* **GIVEN TEXT**
──────
Saturday, 5th September, 2009.

An Interesting
Response

          I had a swift response from Lisa Rogers
whose “Girl Talk” on Radio Wales I mentioned last week.   Thanks, Lisa.

          I’ll start by mentioning this week’s
show and what I think was an unintentional comic moment.

          The girls were discussing the
challenges presented to mothers who carry on working.   It’s certainly a difficult balancing act at
times.   One young lady told of how she
had been made redundant as soon as she’d told her boss that she was expecting a
baby.

          That led to chat about how ladies with
no children don’t quite understand what difficulties can occur for
working-mothers.   She told of a work colleague
of hers who had no children – “She had no conception,” said the speaker . . .

 

Who Are The
Homeless?

          Occasionally, I am labelled as “a
woolly-minded liberal”.   Perhaps, then,
the comments I’m about to make will give people the chance to call me “a
fascist” or some such.   You pays your
money and you takes your choice.

          From Sir Fon comes the good news that
homelessness has dropped by twenty-two percent.   That statistic poses the obvious
question:  “Where do these homeless
people – some three-hundred of them – come from in the first place?”.

          My spies on the old “Woolly Back” tell
me that many of them appear to be drop-outs from English big cities who drift
in because they know that Big Brother State – well, in this case, the local
authorities – will look after them.  
They know, too, that they are unlikely to be offered work.

          Anglesey is not the only part of Wales to suffer the burden of such an
influx.   It happens all over our land,
especially in the rural areas.   It is a
drain on the resources of decent people who are either working or seriously
looking for ways to make themselves independent of State handouts.

          I say this from the point of view of
being an immigrant to
Wales myself.   So I cannot be accused of an anti-immigrant
bias.   However, if our Assembly could
make laws for
Wales without going cap-in-hand to Westminster for approval, I reckon something
could be done about the ever-increasing problem of deadwood ending up here.

          I would suggest that some political
group should be not only be thinking about independence for
Wales, but should also be openly calling
for it.   Saunders Lewis, where are you
now?

 

Having Ranted On
Like That . . .

          .
. .
I have to mention – and not for the first time – that, as I wander
through this magical
land of Wales (my work entails travelling!),
I notice many Big Issue vendors hanging around the streets of our larger
towns.   A lot of them, it seems, are
people from abroad.

          The glorious con of making a living by
flogging that magazine was highlighted a few years back in a not-very-big
seaside town on
Cardigan Bay.   At one stage in its business
plan, Big Issue had twelve people selling it on the streets!
──────
* **REQUIRED TASK**
Update the column's passage between "Anglesey is not" and "of State handouts.", inclusive, by writing it out again with "rural areas" changed to "coastal towns".

* **PROVIDED MATERIAL**
──────
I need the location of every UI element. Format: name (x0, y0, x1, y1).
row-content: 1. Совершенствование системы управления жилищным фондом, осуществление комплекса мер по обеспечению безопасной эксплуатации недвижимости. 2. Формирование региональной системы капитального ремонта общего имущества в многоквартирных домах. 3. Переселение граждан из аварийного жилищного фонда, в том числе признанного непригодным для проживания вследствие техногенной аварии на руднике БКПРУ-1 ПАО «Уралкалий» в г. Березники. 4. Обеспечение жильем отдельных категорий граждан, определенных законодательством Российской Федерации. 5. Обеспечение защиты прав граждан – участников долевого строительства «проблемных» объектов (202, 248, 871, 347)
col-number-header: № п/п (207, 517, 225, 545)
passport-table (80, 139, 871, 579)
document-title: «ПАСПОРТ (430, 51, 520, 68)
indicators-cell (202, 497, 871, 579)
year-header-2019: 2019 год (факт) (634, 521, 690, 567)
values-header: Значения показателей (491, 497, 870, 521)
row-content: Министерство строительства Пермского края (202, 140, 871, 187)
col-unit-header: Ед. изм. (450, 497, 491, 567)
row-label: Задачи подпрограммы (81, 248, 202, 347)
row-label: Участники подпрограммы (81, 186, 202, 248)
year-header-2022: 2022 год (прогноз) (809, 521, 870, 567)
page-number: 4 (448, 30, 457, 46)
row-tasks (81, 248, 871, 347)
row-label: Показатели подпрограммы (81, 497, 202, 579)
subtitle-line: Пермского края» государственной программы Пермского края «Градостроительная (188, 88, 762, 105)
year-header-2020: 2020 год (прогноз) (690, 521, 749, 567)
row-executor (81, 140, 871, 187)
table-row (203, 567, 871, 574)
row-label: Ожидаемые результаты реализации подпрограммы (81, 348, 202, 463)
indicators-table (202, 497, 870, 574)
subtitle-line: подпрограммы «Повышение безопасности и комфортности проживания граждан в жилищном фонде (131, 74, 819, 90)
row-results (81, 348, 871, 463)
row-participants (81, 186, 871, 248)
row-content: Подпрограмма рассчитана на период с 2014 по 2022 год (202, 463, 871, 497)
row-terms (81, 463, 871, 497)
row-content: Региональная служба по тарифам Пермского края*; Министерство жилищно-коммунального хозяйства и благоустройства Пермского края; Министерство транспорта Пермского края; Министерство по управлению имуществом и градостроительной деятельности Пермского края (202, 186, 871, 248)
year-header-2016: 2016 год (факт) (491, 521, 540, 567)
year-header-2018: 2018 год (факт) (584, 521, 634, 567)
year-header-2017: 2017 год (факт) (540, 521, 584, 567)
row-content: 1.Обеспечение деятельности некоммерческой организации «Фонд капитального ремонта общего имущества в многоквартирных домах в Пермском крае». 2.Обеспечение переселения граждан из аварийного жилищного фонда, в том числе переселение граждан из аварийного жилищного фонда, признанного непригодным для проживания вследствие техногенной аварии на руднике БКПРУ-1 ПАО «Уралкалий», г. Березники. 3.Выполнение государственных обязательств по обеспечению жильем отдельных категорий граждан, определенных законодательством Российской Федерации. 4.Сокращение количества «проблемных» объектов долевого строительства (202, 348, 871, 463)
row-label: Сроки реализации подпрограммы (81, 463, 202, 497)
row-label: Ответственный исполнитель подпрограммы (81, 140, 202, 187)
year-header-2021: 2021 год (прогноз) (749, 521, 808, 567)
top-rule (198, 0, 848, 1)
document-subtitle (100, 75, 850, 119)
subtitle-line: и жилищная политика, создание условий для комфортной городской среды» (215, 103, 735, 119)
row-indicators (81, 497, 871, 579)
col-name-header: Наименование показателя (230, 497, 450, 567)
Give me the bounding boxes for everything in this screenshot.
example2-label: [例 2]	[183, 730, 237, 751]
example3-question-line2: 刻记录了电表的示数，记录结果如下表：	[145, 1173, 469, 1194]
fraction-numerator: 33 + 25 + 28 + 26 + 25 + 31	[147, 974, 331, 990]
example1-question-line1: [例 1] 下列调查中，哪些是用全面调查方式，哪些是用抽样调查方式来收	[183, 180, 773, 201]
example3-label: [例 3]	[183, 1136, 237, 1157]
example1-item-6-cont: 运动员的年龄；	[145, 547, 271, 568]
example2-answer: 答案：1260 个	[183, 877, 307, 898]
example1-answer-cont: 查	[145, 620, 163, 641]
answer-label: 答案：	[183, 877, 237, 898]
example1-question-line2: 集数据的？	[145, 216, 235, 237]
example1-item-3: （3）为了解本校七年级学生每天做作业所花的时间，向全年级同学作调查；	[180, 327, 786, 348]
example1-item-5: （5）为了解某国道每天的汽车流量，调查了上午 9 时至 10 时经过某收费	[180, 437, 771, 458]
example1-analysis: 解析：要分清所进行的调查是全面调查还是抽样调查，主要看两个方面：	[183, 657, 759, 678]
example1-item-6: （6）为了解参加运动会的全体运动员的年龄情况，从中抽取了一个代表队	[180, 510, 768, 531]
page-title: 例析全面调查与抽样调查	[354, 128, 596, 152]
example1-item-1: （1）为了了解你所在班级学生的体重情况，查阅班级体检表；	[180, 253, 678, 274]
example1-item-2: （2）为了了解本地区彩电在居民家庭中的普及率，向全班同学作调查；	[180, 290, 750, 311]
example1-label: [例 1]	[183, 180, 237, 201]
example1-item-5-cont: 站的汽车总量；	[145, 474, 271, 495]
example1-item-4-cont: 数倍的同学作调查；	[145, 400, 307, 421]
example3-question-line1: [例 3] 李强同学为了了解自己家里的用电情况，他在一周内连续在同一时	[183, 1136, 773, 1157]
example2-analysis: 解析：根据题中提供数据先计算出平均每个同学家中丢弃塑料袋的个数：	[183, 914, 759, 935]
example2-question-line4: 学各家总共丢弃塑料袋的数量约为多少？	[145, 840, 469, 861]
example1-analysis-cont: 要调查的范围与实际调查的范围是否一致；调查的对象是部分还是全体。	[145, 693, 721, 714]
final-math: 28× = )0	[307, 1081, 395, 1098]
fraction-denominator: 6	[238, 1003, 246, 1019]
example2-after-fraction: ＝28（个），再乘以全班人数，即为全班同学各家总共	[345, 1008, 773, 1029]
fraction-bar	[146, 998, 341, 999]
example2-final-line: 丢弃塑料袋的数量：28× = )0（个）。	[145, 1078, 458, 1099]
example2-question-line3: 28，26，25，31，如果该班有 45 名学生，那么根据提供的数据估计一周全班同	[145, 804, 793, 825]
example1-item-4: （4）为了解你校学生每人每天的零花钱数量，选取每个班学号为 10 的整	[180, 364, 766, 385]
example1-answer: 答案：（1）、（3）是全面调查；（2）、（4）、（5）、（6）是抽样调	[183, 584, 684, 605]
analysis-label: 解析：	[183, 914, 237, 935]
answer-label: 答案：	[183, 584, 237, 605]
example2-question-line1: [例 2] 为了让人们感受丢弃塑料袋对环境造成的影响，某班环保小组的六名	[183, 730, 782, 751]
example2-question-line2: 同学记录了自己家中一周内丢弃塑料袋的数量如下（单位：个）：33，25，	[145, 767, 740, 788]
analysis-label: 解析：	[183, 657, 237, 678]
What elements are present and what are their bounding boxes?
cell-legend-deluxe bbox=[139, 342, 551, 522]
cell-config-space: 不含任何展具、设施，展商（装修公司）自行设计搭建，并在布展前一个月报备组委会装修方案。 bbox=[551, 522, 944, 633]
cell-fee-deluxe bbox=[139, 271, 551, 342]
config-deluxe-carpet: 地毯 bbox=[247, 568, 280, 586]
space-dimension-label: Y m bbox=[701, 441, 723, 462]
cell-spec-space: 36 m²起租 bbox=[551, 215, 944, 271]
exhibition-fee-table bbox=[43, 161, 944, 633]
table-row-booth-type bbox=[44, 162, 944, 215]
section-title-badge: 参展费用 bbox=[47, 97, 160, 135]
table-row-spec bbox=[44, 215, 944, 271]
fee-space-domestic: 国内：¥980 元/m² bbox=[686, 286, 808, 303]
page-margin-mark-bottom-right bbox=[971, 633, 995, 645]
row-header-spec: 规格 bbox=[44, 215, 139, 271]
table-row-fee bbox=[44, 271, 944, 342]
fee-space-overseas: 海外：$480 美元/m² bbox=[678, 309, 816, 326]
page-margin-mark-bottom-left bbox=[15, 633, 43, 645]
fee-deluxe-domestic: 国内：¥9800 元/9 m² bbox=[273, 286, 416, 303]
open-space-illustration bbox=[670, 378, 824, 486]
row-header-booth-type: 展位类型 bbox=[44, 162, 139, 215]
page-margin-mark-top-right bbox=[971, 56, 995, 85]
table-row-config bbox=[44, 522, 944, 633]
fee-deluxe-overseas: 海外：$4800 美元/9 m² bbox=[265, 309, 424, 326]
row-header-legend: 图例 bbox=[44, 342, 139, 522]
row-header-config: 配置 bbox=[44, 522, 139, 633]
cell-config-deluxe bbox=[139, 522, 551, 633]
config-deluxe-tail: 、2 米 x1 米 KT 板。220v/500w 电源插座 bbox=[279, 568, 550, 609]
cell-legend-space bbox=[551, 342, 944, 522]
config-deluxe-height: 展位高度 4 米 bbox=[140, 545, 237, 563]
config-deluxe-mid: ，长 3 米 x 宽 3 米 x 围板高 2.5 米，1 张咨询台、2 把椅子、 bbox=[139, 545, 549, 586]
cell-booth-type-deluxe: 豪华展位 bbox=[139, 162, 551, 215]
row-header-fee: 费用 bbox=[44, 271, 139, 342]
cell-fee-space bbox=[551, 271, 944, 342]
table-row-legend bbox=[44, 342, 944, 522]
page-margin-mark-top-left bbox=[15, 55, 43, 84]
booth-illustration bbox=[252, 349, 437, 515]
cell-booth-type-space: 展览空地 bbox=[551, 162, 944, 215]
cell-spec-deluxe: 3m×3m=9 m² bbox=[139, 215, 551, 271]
──────
* **ANSWER TO THIS EXERCISE**
Anglesey is not the only part of Wales to suffer the burden of such an
influx.   It happens all over our land,
especially in the coastal towns.   It is a
drain on the resources of decent people who are either working or seriously
looking for ways to make themselves independent of State handouts.